-- Start Records supplied --
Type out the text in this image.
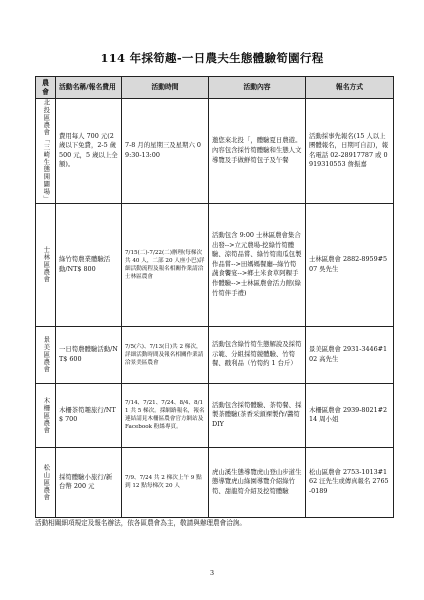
114 年採筍趣-一日農夫生態體驗筍園行程
農會	活動名稱/報名費用	活動時間	活動內容	報名方式

北投區農會「三崎生態開闢場」	費用每人 700 元(2 歲以下免費，2-5 歲 500 元，5 歲以上全額)。	7-8 月的星期三及星期六 09:30-13:00	邀您來北投「，體驗夏日農遊。內容包含採竹筍體驗和生態人文導覽及手做鮮筍包子及午餐	活動採事先報名(15 人以上團體報名，日期可自訂)，報名電話 02-28917787 或 0919310553 詹振嘉

士林區農會	綠竹筍農業體驗活動/NT$ 800	7/15(二)-7/22(二)辦理(每梯次共 40 人，二部 20 人座小巴)詳細活動流程及報名相關作業請洽士林區農會	活動包含 9:00 士林區農會集合出發-->立元農場-挖綠竹筍體驗、涼筍品嘗、綠竹筍南瓜包製作品嘗-->田媽媽餐廳--綠竹筍蔬食饗宴-->鄉土米食草阿粿手作體驗-->士林區農會活力館(綠竹筍伴手禮)	士林區農會 2882-8959#507 吳先生

景美區農會	一日筍農體驗活動/NT$ 600	7/5(六)、7/13(日)共 2 梯次，詳細活動時間及報名相關作業請洽景美區農會	活動包含綠竹筍生態解說及採筍示範、分組採筍競體驗、竹筍餐、戳利品（竹筍約 1 台斤）	景美區農會 2931-3446#102 高先生

木柵區農會	木柵茶筍趣旅行/NT$ 700	7/14、7/21、7/24、8/4、8/11 共 5 梯次。採網路報名，報名連結請見木柵區農會官方網站及 Facebook 粉絲專頁。	活動包含採筍體驗、茶筍餐、採製茶體驗(茶香采頭裸製作/醬筍 DIY	木柵區農會 2939-8021#214 周小姐

松山區農會	採筍體驗小旅行/新台幣 200 元	7/9、7/24 共 2 梯次上午 9 點到 12 點每梯次 20 人	虎山溪生態導覽虎山登山步道生態導覽虎山綠園導覽介紹綠竹筍、甜龍筍介紹及挖筍體驗	松山區農會 2753-1013#162 汪先生或傳真報名 2765-0189
活動相關細項規定及報名辦法，依各區農會為主，敬請與辦理農會洽詢。
3
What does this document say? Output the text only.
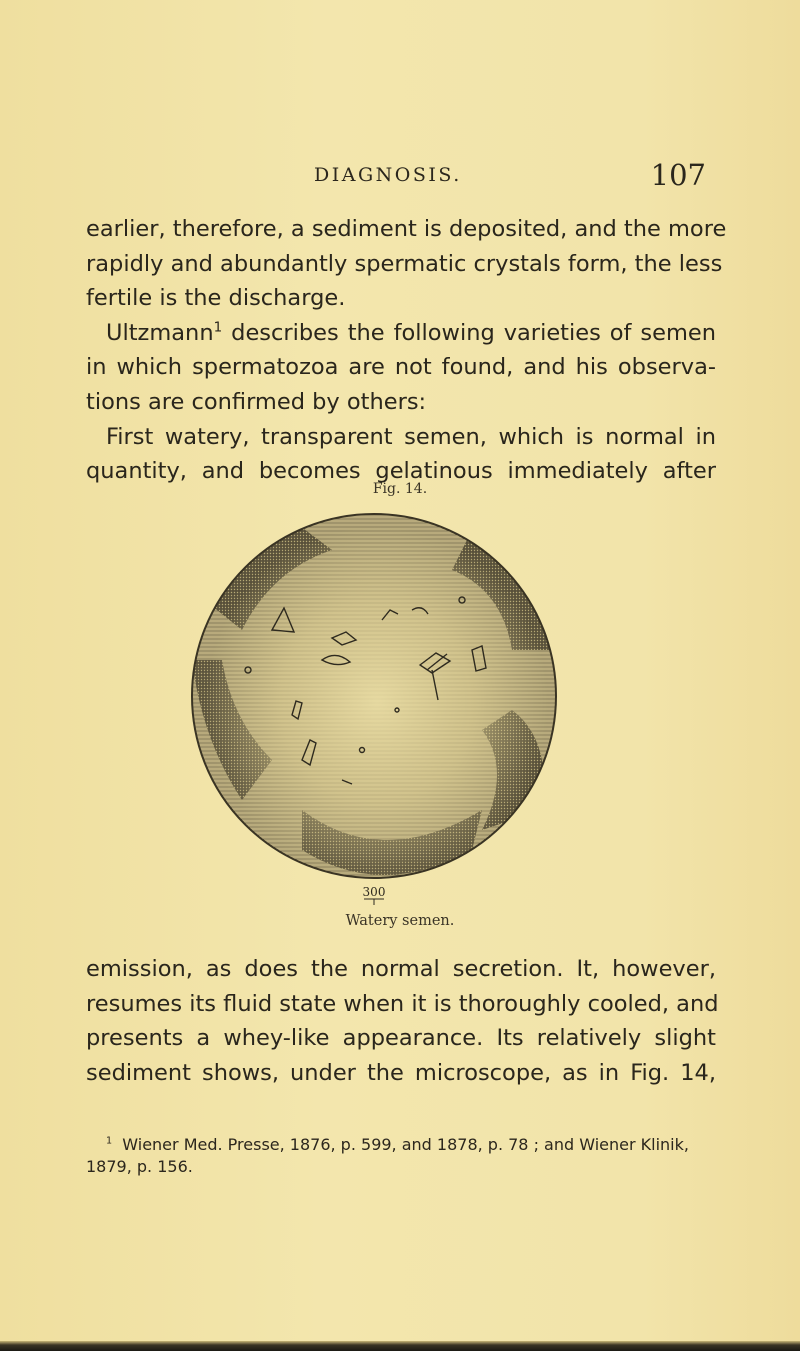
DIAGNOSIS.	107
earlier, therefore, a sediment is deposited, and the more
rapidly and abundantly spermatic crystals form, the less
fertile is the discharge.
Ultzmann$^1$ describes the following varieties of semen
in which spermatozoa are not found, and his observa-
tions are confirmed by others:
First watery, transparent semen, which is normal in
quantity, and becomes gelatinous immediately after
Fig. 14.
300
Watery semen.
emission, as does the normal secretion. It, however,
resumes its fluid state when it is thoroughly cooled, and
presents a whey-like appearance. Its relatively slight
sediment shows, under the microscope, as in Fig. 14,
$^1$ Wiener Med. Presse, 1876, p. 599, and 1878, p. 78 ; and Wiener Klinik,
1879, p. 156.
-- End Records supplied --
## Stated problem
Tally the lines of the listing in which the word "this" occurs, and state the total alone.

## Answer
2